WHAT YOU WILL DO
Please print every line of the data below verbatim, leaving out the pictures.

ENTRIES
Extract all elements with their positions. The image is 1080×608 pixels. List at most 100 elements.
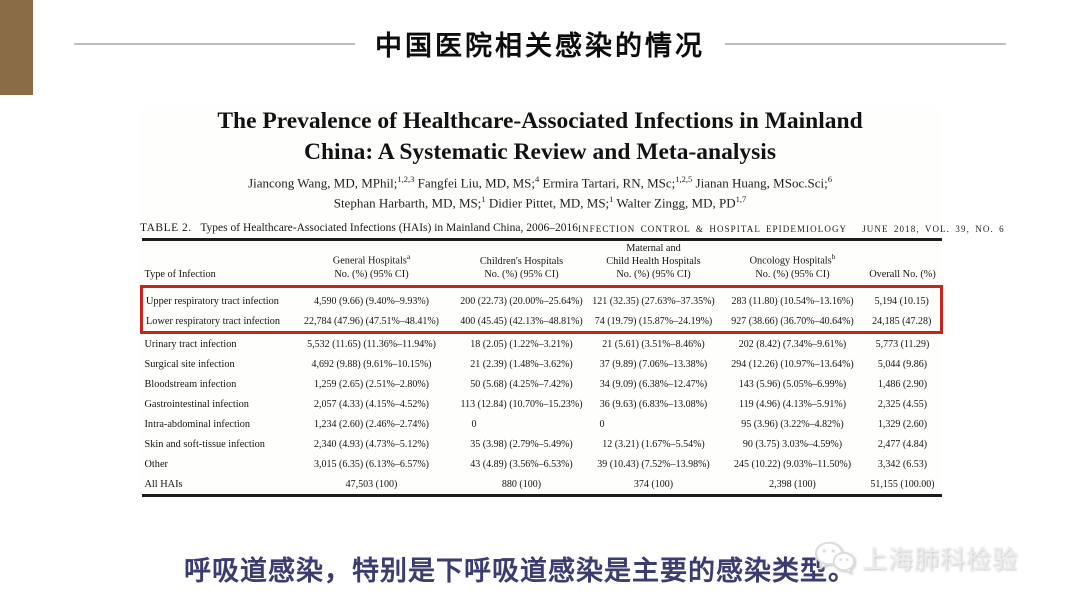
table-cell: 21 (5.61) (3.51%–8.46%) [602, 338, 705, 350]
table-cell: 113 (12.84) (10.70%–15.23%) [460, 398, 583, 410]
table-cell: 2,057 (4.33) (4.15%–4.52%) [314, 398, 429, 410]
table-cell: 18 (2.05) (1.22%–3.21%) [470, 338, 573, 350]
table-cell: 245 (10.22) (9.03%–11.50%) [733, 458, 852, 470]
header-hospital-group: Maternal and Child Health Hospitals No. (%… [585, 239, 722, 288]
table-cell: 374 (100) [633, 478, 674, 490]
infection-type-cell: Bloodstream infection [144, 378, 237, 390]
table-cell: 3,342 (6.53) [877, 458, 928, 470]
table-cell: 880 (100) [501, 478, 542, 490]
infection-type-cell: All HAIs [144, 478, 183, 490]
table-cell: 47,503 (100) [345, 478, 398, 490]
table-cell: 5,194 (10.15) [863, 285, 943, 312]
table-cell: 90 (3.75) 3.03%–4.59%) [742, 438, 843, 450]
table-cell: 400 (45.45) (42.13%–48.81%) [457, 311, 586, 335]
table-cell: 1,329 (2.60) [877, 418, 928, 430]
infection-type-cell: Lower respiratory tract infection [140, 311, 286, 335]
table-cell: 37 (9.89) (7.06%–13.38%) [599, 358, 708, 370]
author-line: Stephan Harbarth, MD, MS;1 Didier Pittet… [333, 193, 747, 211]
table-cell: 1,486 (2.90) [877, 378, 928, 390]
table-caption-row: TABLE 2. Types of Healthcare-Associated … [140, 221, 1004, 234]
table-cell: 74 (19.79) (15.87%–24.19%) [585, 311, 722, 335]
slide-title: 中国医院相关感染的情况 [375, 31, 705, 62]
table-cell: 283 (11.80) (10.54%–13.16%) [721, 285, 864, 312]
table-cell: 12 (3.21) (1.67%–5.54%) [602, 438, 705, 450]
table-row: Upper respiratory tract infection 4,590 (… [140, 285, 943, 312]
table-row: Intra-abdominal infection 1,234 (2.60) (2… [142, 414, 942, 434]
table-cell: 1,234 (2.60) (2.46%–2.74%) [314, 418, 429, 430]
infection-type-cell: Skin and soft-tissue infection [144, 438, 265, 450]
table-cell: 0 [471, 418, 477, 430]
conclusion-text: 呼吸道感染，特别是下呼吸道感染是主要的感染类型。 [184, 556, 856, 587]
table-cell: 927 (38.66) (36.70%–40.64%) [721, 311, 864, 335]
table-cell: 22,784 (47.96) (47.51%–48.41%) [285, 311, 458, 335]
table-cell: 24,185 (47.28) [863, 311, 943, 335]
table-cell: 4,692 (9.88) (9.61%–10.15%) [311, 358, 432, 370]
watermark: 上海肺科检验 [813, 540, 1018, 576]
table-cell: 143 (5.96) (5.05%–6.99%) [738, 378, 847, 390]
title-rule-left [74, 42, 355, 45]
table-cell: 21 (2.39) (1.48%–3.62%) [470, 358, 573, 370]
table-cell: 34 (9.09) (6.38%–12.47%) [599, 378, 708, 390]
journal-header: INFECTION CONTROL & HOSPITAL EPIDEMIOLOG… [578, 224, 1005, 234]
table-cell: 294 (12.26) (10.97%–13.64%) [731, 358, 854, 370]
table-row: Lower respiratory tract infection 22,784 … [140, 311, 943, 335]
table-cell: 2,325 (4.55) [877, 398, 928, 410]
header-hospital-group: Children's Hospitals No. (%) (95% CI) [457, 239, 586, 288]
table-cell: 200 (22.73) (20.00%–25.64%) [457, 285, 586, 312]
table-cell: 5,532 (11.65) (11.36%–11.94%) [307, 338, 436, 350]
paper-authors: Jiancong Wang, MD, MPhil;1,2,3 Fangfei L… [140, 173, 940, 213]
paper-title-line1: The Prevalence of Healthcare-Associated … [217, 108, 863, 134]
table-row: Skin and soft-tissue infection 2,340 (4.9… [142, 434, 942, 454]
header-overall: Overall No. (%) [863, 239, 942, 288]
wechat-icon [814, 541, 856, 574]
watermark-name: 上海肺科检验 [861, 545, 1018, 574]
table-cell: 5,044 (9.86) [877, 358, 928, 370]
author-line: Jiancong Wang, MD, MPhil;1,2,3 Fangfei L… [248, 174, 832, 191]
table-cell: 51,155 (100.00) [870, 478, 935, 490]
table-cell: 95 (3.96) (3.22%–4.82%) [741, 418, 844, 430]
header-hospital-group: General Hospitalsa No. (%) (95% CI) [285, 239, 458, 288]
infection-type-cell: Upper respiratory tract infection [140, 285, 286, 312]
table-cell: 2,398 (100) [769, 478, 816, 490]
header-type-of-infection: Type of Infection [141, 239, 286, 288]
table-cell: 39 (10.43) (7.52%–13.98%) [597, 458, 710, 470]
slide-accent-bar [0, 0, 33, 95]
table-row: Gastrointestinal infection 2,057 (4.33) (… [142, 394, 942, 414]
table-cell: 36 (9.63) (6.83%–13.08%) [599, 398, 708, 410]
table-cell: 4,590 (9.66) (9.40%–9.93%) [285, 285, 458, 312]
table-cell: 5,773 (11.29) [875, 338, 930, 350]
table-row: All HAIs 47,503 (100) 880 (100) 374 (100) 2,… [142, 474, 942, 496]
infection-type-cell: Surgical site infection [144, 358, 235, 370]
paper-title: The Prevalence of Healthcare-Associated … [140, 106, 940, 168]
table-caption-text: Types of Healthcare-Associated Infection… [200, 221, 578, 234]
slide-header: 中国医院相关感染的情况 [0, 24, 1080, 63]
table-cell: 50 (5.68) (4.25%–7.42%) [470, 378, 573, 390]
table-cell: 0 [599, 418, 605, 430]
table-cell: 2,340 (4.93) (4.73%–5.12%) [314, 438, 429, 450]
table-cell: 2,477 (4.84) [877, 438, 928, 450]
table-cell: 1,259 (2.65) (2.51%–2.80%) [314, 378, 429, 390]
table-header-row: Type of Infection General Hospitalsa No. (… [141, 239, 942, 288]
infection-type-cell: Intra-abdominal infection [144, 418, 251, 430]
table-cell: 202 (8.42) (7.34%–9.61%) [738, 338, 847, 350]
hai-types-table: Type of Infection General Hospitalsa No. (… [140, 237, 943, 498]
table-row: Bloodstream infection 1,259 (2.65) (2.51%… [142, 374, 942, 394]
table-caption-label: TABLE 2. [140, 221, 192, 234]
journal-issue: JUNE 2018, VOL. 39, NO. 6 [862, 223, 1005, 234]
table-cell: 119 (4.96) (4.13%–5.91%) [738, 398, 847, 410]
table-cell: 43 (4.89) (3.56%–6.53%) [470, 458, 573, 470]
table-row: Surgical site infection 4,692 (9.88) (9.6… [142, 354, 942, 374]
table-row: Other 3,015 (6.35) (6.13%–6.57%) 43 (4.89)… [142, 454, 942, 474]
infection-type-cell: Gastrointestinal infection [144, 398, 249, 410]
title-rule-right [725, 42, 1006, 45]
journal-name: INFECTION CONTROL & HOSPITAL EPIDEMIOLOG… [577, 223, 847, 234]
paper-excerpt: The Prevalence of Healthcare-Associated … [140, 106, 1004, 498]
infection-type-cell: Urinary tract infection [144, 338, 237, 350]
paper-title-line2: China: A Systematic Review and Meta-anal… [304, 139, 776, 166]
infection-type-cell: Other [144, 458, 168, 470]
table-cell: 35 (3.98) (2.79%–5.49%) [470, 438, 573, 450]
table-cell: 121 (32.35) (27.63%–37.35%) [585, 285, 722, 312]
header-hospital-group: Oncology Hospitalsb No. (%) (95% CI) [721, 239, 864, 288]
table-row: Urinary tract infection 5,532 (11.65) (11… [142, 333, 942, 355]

TASK RESPONSE
Extract all elements with their positions. The image is 1080×608 pixels. List at most 100 elements.
table-cell: 21 (5.61) (3.51%–8.46%) [602, 338, 705, 350]
table-cell: 113 (12.84) (10.70%–15.23%) [460, 398, 583, 410]
table-cell: 2,057 (4.33) (4.15%–4.52%) [314, 398, 429, 410]
table-cell: 18 (2.05) (1.22%–3.21%) [470, 338, 573, 350]
table-cell: 245 (10.22) (9.03%–11.50%) [733, 458, 852, 470]
header-hospital-group: Maternal and Child Health Hospitals No. (%… [585, 239, 722, 288]
table-cell: 374 (100) [633, 478, 674, 490]
infection-type-cell: Bloodstream infection [144, 378, 237, 390]
table-cell: 3,342 (6.53) [877, 458, 928, 470]
table-cell: 880 (100) [501, 478, 542, 490]
infection-type-cell: All HAIs [144, 478, 183, 490]
table-cell: 47,503 (100) [345, 478, 398, 490]
table-cell: 5,194 (10.15) [863, 285, 943, 312]
table-cell: 90 (3.75) 3.03%–4.59%) [742, 438, 843, 450]
table-cell: 400 (45.45) (42.13%–48.81%) [457, 311, 586, 335]
table-cell: 1,329 (2.60) [877, 418, 928, 430]
infection-type-cell: Lower respiratory tract infection [140, 311, 286, 335]
table-cell: 37 (9.89) (7.06%–13.38%) [599, 358, 708, 370]
author-line: Stephan Harbarth, MD, MS;1 Didier Pittet… [333, 193, 747, 211]
table-cell: 1,486 (2.90) [877, 378, 928, 390]
table-caption-row: TABLE 2. Types of Healthcare-Associated … [140, 221, 1004, 234]
table-cell: 74 (19.79) (15.87%–24.19%) [585, 311, 722, 335]
slide-title: 中国医院相关感染的情况 [375, 31, 705, 62]
table-cell: 283 (11.80) (10.54%–13.16%) [721, 285, 864, 312]
table-cell: 12 (3.21) (1.67%–5.54%) [602, 438, 705, 450]
table-row: Upper respiratory tract infection 4,590 (… [140, 285, 943, 312]
table-row: Intra-abdominal infection 1,234 (2.60) (2… [142, 414, 942, 434]
table-cell: 1,234 (2.60) (2.46%–2.74%) [314, 418, 429, 430]
infection-type-cell: Skin and soft-tissue infection [144, 438, 265, 450]
table-cell: 0 [471, 418, 477, 430]
conclusion-text: 呼吸道感染，特别是下呼吸道感染是主要的感染类型。 [184, 556, 856, 587]
table-cell: 927 (38.66) (36.70%–40.64%) [721, 311, 864, 335]
table-cell: 22,784 (47.96) (47.51%–48.41%) [285, 311, 458, 335]
table-cell: 24,185 (47.28) [863, 311, 943, 335]
table-cell: 4,692 (9.88) (9.61%–10.15%) [311, 358, 432, 370]
watermark: 上海肺科检验 [813, 540, 1018, 576]
table-cell: 143 (5.96) (5.05%–6.99%) [738, 378, 847, 390]
title-rule-left [74, 42, 355, 45]
table-cell: 21 (2.39) (1.48%–3.62%) [470, 358, 573, 370]
table-cell: 34 (9.09) (6.38%–12.47%) [599, 378, 708, 390]
journal-header: INFECTION CONTROL & HOSPITAL EPIDEMIOLOG… [578, 224, 1005, 234]
table-cell: 294 (12.26) (10.97%–13.64%) [731, 358, 854, 370]
table-row: Lower respiratory tract infection 22,784 … [140, 311, 943, 335]
table-cell: 2,325 (4.55) [877, 398, 928, 410]
header-hospital-group: Children's Hospitals No. (%) (95% CI) [457, 239, 586, 288]
table-cell: 200 (22.73) (20.00%–25.64%) [457, 285, 586, 312]
table-cell: 5,532 (11.65) (11.36%–11.94%) [307, 338, 436, 350]
paper-authors: Jiancong Wang, MD, MPhil;1,2,3 Fangfei L… [140, 173, 940, 213]
paper-title-line1: The Prevalence of Healthcare-Associated … [217, 108, 863, 134]
table-row: Skin and soft-tissue infection 2,340 (4.9… [142, 434, 942, 454]
header-overall: Overall No. (%) [863, 239, 942, 288]
wechat-icon [814, 541, 856, 574]
watermark-name: 上海肺科检验 [861, 545, 1018, 574]
table-cell: 5,044 (9.86) [877, 358, 928, 370]
author-line: Jiancong Wang, MD, MPhil;1,2,3 Fangfei L… [248, 174, 832, 191]
table-cell: 51,155 (100.00) [870, 478, 935, 490]
table-cell: 95 (3.96) (3.22%–4.82%) [741, 418, 844, 430]
header-hospital-group: General Hospitalsa No. (%) (95% CI) [285, 239, 458, 288]
infection-type-cell: Upper respiratory tract infection [140, 285, 286, 312]
table-cell: 2,398 (100) [769, 478, 816, 490]
header-type-of-infection: Type of Infection [141, 239, 286, 288]
table-cell: 39 (10.43) (7.52%–13.98%) [597, 458, 710, 470]
slide-accent-bar [0, 0, 33, 95]
table-row: Gastrointestinal infection 2,057 (4.33) (… [142, 394, 942, 414]
table-cell: 36 (9.63) (6.83%–13.08%) [599, 398, 708, 410]
table-cell: 4,590 (9.66) (9.40%–9.93%) [285, 285, 458, 312]
table-cell: 5,773 (11.29) [875, 338, 930, 350]
table-row: All HAIs 47,503 (100) 880 (100) 374 (100) 2,… [142, 474, 942, 496]
infection-type-cell: Surgical site infection [144, 358, 235, 370]
paper-title: The Prevalence of Healthcare-Associated … [140, 106, 940, 168]
table-caption-text: Types of Healthcare-Associated Infection… [200, 221, 578, 234]
slide-header: 中国医院相关感染的情况 [0, 24, 1080, 63]
table-cell: 50 (5.68) (4.25%–7.42%) [470, 378, 573, 390]
table-cell: 0 [599, 418, 605, 430]
table-cell: 2,340 (4.93) (4.73%–5.12%) [314, 438, 429, 450]
table-cell: 2,477 (4.84) [877, 438, 928, 450]
table-cell: 1,259 (2.65) (2.51%–2.80%) [314, 378, 429, 390]
table-header-row: Type of Infection General Hospitalsa No. (… [141, 239, 942, 288]
infection-type-cell: Intra-abdominal infection [144, 418, 251, 430]
table-cell: 202 (8.42) (7.34%–9.61%) [738, 338, 847, 350]
hai-types-table: Type of Infection General Hospitalsa No. (… [140, 237, 943, 498]
table-row: Bloodstream infection 1,259 (2.65) (2.51%… [142, 374, 942, 394]
table-caption-label: TABLE 2. [140, 221, 192, 234]
journal-issue: JUNE 2018, VOL. 39, NO. 6 [862, 223, 1005, 234]
table-cell: 119 (4.96) (4.13%–5.91%) [738, 398, 847, 410]
table-cell: 43 (4.89) (3.56%–6.53%) [470, 458, 573, 470]
table-row: Surgical site infection 4,692 (9.88) (9.6… [142, 354, 942, 374]
table-row: Other 3,015 (6.35) (6.13%–6.57%) 43 (4.89)… [142, 454, 942, 474]
infection-type-cell: Gastrointestinal infection [144, 398, 249, 410]
title-rule-right [725, 42, 1006, 45]
journal-name: INFECTION CONTROL & HOSPITAL EPIDEMIOLOG… [577, 223, 847, 234]
paper-excerpt: The Prevalence of Healthcare-Associated … [140, 106, 1004, 498]
infection-type-cell: Urinary tract infection [144, 338, 237, 350]
paper-title-line2: China: A Systematic Review and Meta-anal… [304, 139, 776, 166]
infection-type-cell: Other [144, 458, 168, 470]
table-cell: 35 (3.98) (2.79%–5.49%) [470, 438, 573, 450]
table-cell: 121 (32.35) (27.63%–37.35%) [585, 285, 722, 312]
header-hospital-group: Oncology Hospitalsb No. (%) (95% CI) [721, 239, 864, 288]
table-row: Urinary tract infection 5,532 (11.65) (11… [142, 333, 942, 355]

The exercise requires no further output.